** begin Given entries **
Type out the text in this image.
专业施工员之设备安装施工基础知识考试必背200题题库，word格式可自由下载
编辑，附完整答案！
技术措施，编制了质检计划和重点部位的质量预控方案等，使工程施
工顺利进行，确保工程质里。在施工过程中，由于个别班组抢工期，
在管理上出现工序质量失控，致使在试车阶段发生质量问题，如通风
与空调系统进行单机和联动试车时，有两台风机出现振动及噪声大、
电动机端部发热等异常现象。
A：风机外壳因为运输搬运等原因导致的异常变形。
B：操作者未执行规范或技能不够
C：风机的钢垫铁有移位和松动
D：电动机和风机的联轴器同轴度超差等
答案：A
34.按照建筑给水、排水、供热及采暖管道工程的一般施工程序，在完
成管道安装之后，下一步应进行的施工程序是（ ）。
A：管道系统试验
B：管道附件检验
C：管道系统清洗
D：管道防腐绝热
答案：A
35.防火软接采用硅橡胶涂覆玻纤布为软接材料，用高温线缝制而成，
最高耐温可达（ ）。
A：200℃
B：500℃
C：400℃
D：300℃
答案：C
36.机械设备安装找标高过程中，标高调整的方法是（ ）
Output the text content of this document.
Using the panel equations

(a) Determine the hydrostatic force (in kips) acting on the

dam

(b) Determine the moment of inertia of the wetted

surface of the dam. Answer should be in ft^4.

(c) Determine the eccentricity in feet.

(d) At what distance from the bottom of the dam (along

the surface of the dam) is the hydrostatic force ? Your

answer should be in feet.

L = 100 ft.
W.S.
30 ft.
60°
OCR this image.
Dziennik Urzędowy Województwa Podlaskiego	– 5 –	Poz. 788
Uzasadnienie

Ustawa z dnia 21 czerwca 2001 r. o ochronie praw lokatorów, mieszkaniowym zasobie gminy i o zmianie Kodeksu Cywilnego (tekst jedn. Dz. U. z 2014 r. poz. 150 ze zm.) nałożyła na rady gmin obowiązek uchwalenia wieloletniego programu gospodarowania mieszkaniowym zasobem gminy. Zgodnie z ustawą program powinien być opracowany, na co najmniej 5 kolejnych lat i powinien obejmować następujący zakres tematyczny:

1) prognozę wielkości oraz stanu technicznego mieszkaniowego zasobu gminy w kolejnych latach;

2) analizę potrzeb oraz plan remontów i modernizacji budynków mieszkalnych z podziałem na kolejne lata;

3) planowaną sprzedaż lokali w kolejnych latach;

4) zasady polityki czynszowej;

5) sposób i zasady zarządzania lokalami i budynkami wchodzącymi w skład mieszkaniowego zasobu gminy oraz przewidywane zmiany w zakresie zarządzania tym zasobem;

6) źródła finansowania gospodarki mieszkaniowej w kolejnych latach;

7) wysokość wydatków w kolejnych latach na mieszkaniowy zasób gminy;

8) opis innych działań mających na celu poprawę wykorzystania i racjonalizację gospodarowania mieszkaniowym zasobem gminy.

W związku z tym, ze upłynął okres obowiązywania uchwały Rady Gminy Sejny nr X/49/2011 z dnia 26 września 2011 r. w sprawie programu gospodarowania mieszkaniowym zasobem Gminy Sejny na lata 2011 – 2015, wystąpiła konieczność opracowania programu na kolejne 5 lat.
** end Given entries **
◆ **Instruction**
Pick every line with "this" in it and copy it.

◆ **The result**
Type out the text in this image.
Output the text content of this document.
OCR this image.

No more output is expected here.